Brief 1: According to the passage on systematic reviews and meta-analyses, how many reviewers should carry out each step of an SR/MA independently?
Brief 2: In the passage on systematic reviews and meta-analyses, reproduce everything from "Introduction" down to "synthesis [ 1 ].".

[Text shown]

We suggest that all steps of SR/MA should be done independently by 2–3 reviewers’ discussion, to ensure data quality and accuracy.

SR/MA steps include the development of research question, forming criteria, search strategy, searching databases, protocol registration, title, abstract, full-text screening, manual searching, extracting data, quality assessment, data checking, statistical analysis, double data checking, and manuscript writing.

Introduction

The amount of studies published in the biomedical literature, especially tropical medicine and health, has increased strikingly over the last few decades. This massive abundance of literature makes clinical medicine increasingly complex, and knowledge from various researches is often needed to inform a particular clinical decision. However, available studies are often heterogeneous with regard to their design, operational quality, and subjects under study and may handle the research question in a different way, which adds to the complexity of evidence and conclusion synthesis [ 1 ].

Systematic review and meta-analyses (SR/MAs) have a high level of evidence as represented by the evidence-based pyramid. Therefore, a well-conducted SR/MA is considered a feasible solution in keeping health clinicians ahead regarding contemporary evidence-based medicine.

Differing from a systematic review, unsystematic narrative review tends to be descriptive, in which the authors select frequently articles based on their point of view which leads to its poor quality. A systematic review, on the other hand, is defined as a review using a systematic method to summarize evidence on questions with a detailed and comprehensive plan of study. Furthermore, despite the increasing guidelines for effectively conducting a systematic review, we found that basic steps often start from framing question, then identifying relevant work which consists of criteria development and search for articles, appraise the quality of included studies, summarize the evidence, and interpret the results [ 2 , 3 ]. However, those simple steps are not easy to be reached in reality. There are many troubles that a researcher could be struggled with which has no detailed indication.

[/Text shown]
[Record set]

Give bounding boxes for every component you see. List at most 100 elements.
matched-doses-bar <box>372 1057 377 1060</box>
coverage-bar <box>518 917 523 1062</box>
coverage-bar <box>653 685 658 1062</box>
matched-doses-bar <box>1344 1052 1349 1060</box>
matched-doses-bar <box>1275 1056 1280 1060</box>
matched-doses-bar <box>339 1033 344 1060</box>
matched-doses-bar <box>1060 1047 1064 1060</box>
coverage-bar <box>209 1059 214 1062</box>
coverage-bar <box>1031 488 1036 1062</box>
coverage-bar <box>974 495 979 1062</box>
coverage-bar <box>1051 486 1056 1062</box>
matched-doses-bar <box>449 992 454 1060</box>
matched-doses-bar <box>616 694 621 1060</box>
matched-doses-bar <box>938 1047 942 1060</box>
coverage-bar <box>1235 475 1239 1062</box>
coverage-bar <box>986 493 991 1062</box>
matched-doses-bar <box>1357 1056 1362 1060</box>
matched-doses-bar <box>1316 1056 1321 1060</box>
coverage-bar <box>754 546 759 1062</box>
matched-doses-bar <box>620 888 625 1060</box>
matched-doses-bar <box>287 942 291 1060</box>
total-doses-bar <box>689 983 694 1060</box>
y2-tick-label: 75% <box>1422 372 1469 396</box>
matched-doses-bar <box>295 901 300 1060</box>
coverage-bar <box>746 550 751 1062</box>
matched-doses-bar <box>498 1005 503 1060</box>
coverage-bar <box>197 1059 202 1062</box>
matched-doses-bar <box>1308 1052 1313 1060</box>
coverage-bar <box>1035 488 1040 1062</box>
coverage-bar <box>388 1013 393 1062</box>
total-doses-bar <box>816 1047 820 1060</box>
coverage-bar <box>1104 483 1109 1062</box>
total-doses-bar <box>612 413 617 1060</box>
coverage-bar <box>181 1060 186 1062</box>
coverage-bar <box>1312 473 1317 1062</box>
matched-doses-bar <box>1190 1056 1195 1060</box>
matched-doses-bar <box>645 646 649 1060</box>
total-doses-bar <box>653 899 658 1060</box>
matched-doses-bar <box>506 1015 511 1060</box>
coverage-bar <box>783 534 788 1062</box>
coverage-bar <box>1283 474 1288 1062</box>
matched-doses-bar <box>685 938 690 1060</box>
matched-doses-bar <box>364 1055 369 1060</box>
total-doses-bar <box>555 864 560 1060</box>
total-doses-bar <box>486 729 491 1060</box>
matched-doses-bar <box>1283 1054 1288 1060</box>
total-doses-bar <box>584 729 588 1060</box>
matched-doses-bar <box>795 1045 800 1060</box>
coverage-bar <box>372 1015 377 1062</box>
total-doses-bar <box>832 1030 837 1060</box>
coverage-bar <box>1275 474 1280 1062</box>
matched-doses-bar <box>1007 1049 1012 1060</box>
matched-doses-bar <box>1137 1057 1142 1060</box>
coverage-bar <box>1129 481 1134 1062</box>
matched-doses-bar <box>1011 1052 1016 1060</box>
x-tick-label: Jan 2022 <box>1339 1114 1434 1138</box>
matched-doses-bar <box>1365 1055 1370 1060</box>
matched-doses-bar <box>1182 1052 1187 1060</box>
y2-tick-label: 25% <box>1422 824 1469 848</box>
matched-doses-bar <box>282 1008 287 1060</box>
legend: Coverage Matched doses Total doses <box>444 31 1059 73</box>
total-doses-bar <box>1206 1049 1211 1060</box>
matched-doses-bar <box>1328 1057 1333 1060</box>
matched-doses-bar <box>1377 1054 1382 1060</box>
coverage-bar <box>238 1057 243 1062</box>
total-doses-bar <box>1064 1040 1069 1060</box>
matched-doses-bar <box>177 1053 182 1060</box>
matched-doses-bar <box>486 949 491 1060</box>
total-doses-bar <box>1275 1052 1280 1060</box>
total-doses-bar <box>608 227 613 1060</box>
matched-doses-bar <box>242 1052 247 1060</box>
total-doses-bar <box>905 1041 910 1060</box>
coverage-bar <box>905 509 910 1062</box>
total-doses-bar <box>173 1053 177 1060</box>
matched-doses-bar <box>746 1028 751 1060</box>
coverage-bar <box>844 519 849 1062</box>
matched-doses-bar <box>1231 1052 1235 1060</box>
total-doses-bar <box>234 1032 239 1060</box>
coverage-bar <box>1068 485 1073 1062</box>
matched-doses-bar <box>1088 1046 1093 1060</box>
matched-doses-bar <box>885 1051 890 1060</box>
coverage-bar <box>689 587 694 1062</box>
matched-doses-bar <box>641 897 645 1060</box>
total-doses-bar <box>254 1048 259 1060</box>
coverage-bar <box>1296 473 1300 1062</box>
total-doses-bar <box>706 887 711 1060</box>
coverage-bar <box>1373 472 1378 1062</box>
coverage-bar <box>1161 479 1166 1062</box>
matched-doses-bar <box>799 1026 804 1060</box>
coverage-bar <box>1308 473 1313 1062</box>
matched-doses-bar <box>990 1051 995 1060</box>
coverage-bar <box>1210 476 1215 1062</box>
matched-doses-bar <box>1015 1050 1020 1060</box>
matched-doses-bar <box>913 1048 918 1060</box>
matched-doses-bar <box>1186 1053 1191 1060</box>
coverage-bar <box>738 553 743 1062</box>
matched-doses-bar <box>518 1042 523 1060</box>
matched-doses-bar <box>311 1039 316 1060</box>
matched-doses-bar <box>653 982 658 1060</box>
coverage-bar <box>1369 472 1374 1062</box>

[/Record set]

Answer section 1: Two to three reviewers.

Answer section 2:
Introduction

The amount of studies published in the biomedical literature, especially tropical medicine and health, has increased strikingly over the last few decades. This massive abundance of literature makes clinical medicine increasingly complex, and knowledge from various researches is often needed to inform a particular clinical decision. However, available studies are often heterogeneous with regard to their design, operational quality, and subjects under study and may handle the research question in a different way, which adds to the complexity of evidence and conclusion synthesis [ 1 ].